======== Records for this exercise
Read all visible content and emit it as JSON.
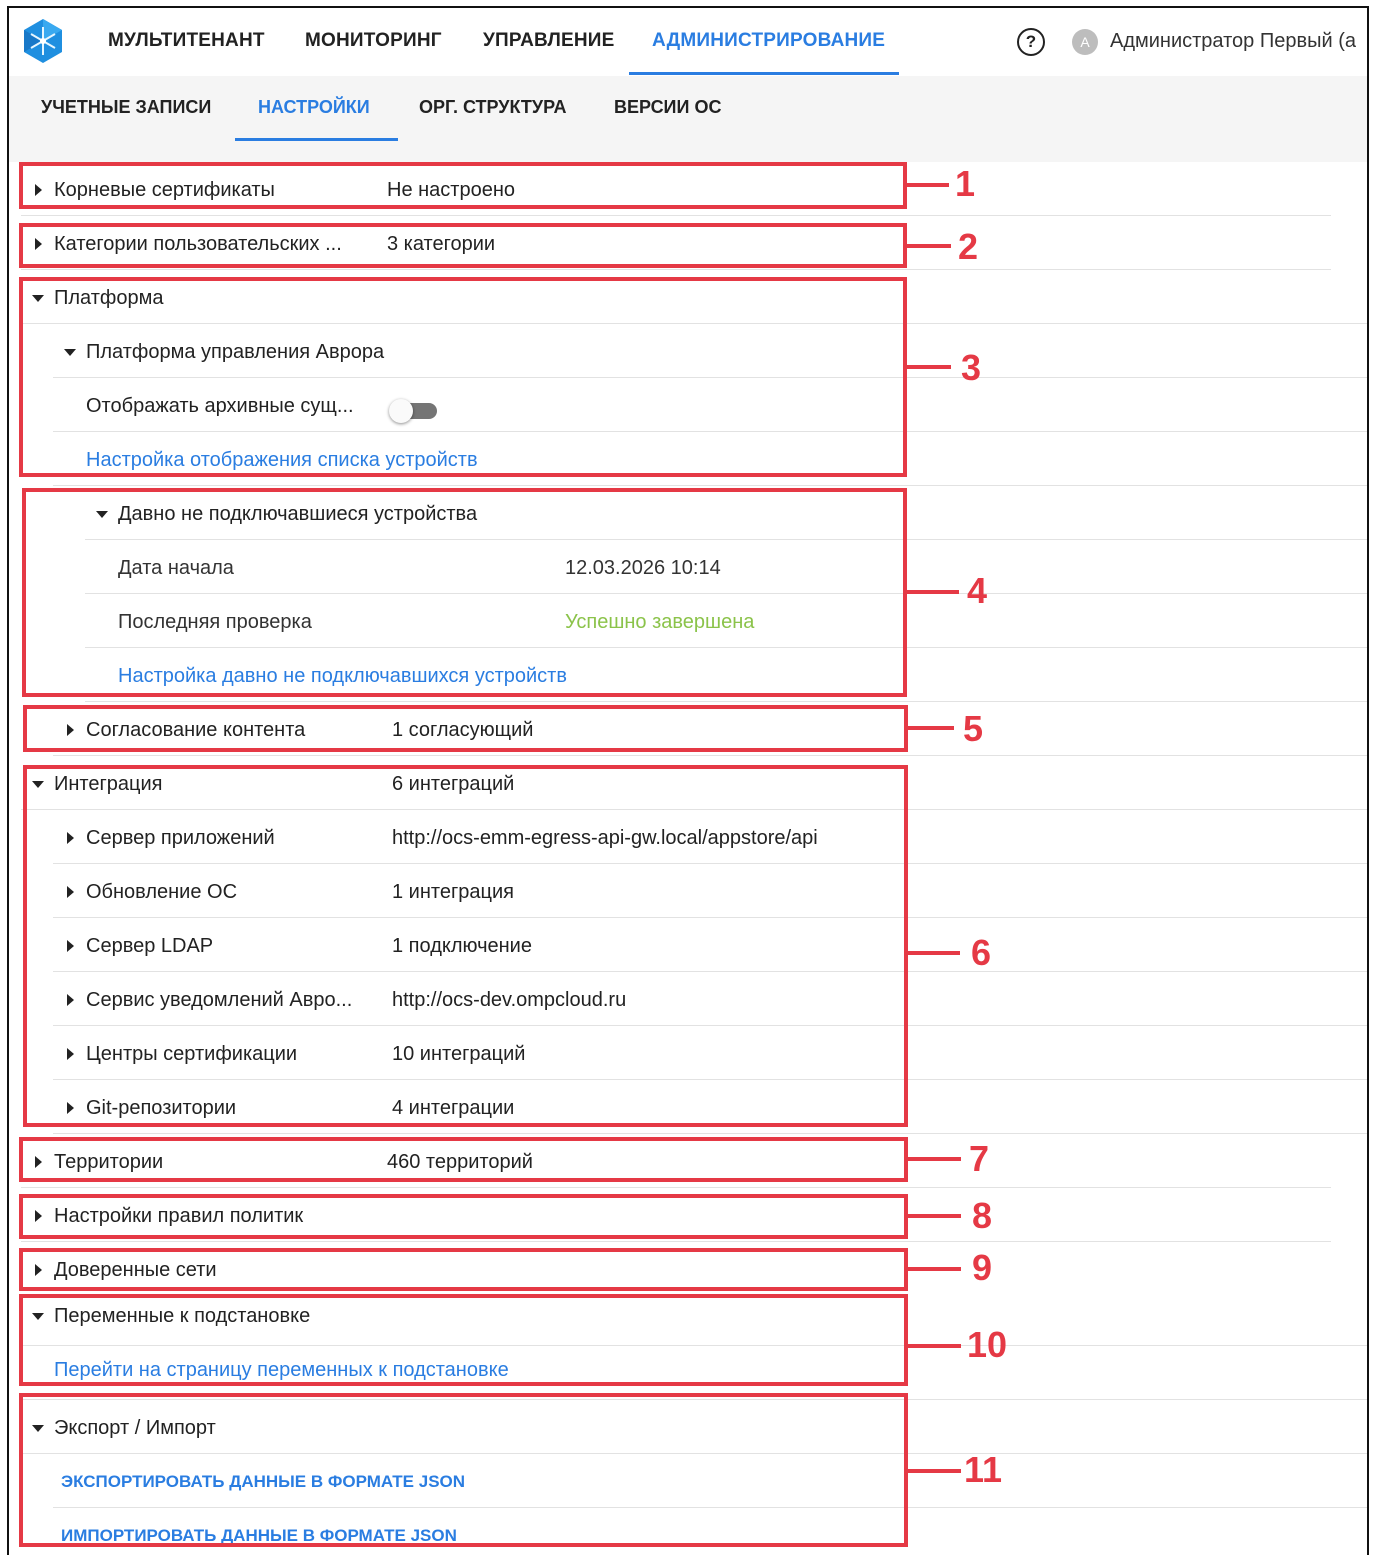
{
  "top_nav": {
    "items": [
      "МУЛЬТИТЕНАНТ",
      "МОНИТОРИНГ",
      "УПРАВЛЕНИЕ",
      "АДМИНИСТРИРОВАНИЕ"
    ],
    "help_symbol": "?",
    "avatar_letter": "A",
    "user_name": "Администратор Первый (а"
  },
  "sub_nav": {
    "items": [
      "УЧЕТНЫЕ ЗАПИСИ",
      "НАСТРОЙКИ",
      "ОРГ. СТРУКТУРА",
      "ВЕРСИИ ОС"
    ]
  },
  "sections": {
    "root_certs": {
      "label": "Корневые сертификаты",
      "value": "Не настроено"
    },
    "user_categories": {
      "label": "Категории пользовательских ...",
      "value": "3 категории"
    },
    "platform": {
      "label": "Платформа",
      "sub_label": "Платформа управления Аврора",
      "archive_label": "Отображать архивные сущ...",
      "archive_toggle_on": false,
      "device_list_link": "Настройка отображения списка устройств"
    },
    "inactive_devices": {
      "label": "Давно не подключавшиеся устройства",
      "start_date_label": "Дата начала",
      "start_date_value": "12.03.2026 10:14",
      "last_check_label": "Последняя проверка",
      "last_check_value": "Успешно завершена",
      "settings_link": "Настройка давно не подключавшихся устройств"
    },
    "content_approval": {
      "label": "Согласование контента",
      "value": "1 согласующий"
    },
    "integration": {
      "label": "Интеграция",
      "value": "6 интеграций",
      "items": [
        {
          "label": "Сервер приложений",
          "value": "http://ocs-emm-egress-api-gw.local/appstore/api"
        },
        {
          "label": "Обновление ОС",
          "value": "1 интеграция"
        },
        {
          "label": "Сервер LDAP",
          "value": "1 подключение"
        },
        {
          "label": "Сервис уведомлений Авро...",
          "value": "http://ocs-dev.ompcloud.ru"
        },
        {
          "label": "Центры сертификации",
          "value": "10 интеграций"
        },
        {
          "label": "Git-репозитории",
          "value": "4 интеграции"
        }
      ]
    },
    "territories": {
      "label": "Территории",
      "value": "460 территорий"
    },
    "policy_rules": {
      "label": "Настройки правил политик"
    },
    "trusted_networks": {
      "label": "Доверенные сети"
    },
    "variables": {
      "label": "Переменные к подстановке",
      "link": "Перейти на страницу переменных к подстановке"
    },
    "export_import": {
      "label": "Экспорт / Импорт",
      "export_link": "ЭКСПОРТИРОВАТЬ ДАННЫЕ В ФОРМАТЕ JSON",
      "import_link": "ИМПОРТИРОВАТЬ ДАННЫЕ В ФОРМАТЕ JSON"
    }
  },
  "callouts": [
    "1",
    "2",
    "3",
    "4",
    "5",
    "6",
    "7",
    "8",
    "9",
    "10",
    "11"
  ],
  "colors": {
    "accent": "#2a7de1",
    "highlight": "#e53945",
    "success": "#8bc34a"
  }
}
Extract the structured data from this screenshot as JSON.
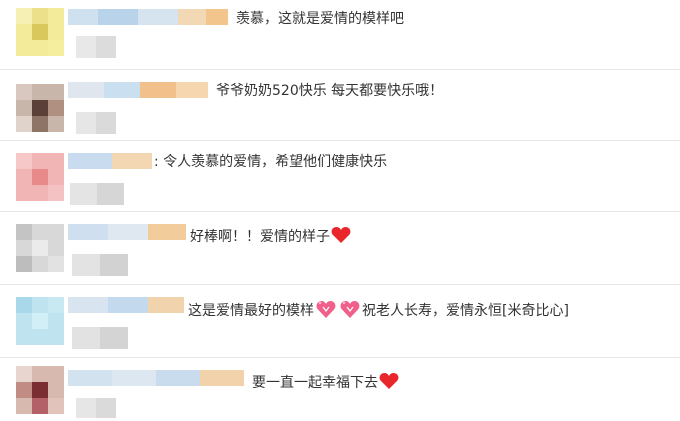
{
  "comments": [
    {
      "text": "羡慕，这就是爱情的模样吧"
    },
    {
      "text": "爷爷奶奶520快乐 每天都要快乐哦！"
    },
    {
      "text": ": 令人羡慕的爱情，希望他们健康快乐"
    },
    {
      "text": "好棒啊！！爱情的样子"
    },
    {
      "text_a": "这是爱情最好的模样",
      "text_b": "祝老人长寿，爱情永恒[米奇比心]"
    },
    {
      "text": "要一直一起幸福下去"
    }
  ],
  "icons": {
    "heart": "red-heart-icon",
    "pink_heart": "sparkling-heart-icon"
  },
  "colors": {
    "divider": "#e6e6e6",
    "heart": "#e8262c",
    "pink_heart": "#f0608a",
    "text": "#333333"
  }
}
================
Without including any pictures, print all of the material exactly as given.

Read all visible content and emit it as JSON.
{
  "top_nav": {
    "items": [
      "МУЛЬТИТЕНАНТ",
      "МОНИТОРИНГ",
      "УПРАВЛЕНИЕ",
      "АДМИНИСТРИРОВАНИЕ"
    ],
    "help_symbol": "?",
    "avatar_letter": "A",
    "user_name": "Администратор Первый (а"
  },
  "sub_nav": {
    "items": [
      "УЧЕТНЫЕ ЗАПИСИ",
      "НАСТРОЙКИ",
      "ОРГ. СТРУКТУРА",
      "ВЕРСИИ ОС"
    ]
  },
  "sections": {
    "root_certs": {
      "label": "Корневые сертификаты",
      "value": "Не настроено"
    },
    "user_categories": {
      "label": "Категории пользовательских ...",
      "value": "3 категории"
    },
    "platform": {
      "label": "Платформа",
      "sub_label": "Платформа управления Аврора",
      "archive_label": "Отображать архивные сущ...",
      "archive_toggle_on": false,
      "device_list_link": "Настройка отображения списка устройств"
    },
    "inactive_devices": {
      "label": "Давно не подключавшиеся устройства",
      "start_date_label": "Дата начала",
      "start_date_value": "12.03.2026 10:14",
      "last_check_label": "Последняя проверка",
      "last_check_value": "Успешно завершена",
      "settings_link": "Настройка давно не подключавшихся устройств"
    },
    "content_approval": {
      "label": "Согласование контента",
      "value": "1 согласующий"
    },
    "integration": {
      "label": "Интеграция",
      "value": "6 интеграций",
      "items": [
        {
          "label": "Сервер приложений",
          "value": "http://ocs-emm-egress-api-gw.local/appstore/api"
        },
        {
          "label": "Обновление ОС",
          "value": "1 интеграция"
        },
        {
          "label": "Сервер LDAP",
          "value": "1 подключение"
        },
        {
          "label": "Сервис уведомлений Авро...",
          "value": "http://ocs-dev.ompcloud.ru"
        },
        {
          "label": "Центры сертификации",
          "value": "10 интеграций"
        },
        {
          "label": "Git-репозитории",
          "value": "4 интеграции"
        }
      ]
    },
    "territories": {
      "label": "Территории",
      "value": "460 территорий"
    },
    "policy_rules": {
      "label": "Настройки правил политик"
    },
    "trusted_networks": {
      "label": "Доверенные сети"
    },
    "variables": {
      "label": "Переменные к подстановке",
      "link": "Перейти на страницу переменных к подстановке"
    },
    "export_import": {
      "label": "Экспорт / Импорт",
      "export_link": "ЭКСПОРТИРОВАТЬ ДАННЫЕ В ФОРМАТЕ JSON",
      "import_link": "ИМПОРТИРОВАТЬ ДАННЫЕ В ФОРМАТЕ JSON"
    }
  },
  "callouts": [
    "1",
    "2",
    "3",
    "4",
    "5",
    "6",
    "7",
    "8",
    "9",
    "10",
    "11"
  ],
  "colors": {
    "accent": "#2a7de1",
    "highlight": "#e53945",
    "success": "#8bc34a"
  }
}
Extract the structured data from this screenshot as JSON.
{
  "comments": [
    {
      "text": "羡慕，这就是爱情的模样吧"
    },
    {
      "text": "爷爷奶奶520快乐 每天都要快乐哦！"
    },
    {
      "text": ": 令人羡慕的爱情，希望他们健康快乐"
    },
    {
      "text": "好棒啊！！爱情的样子"
    },
    {
      "text_a": "这是爱情最好的模样",
      "text_b": "祝老人长寿，爱情永恒[米奇比心]"
    },
    {
      "text": "要一直一起幸福下去"
    }
  ],
  "icons": {
    "heart": "red-heart-icon",
    "pink_heart": "sparkling-heart-icon"
  },
  "colors": {
    "divider": "#e6e6e6",
    "heart": "#e8262c",
    "pink_heart": "#f0608a",
    "text": "#333333"
  }
}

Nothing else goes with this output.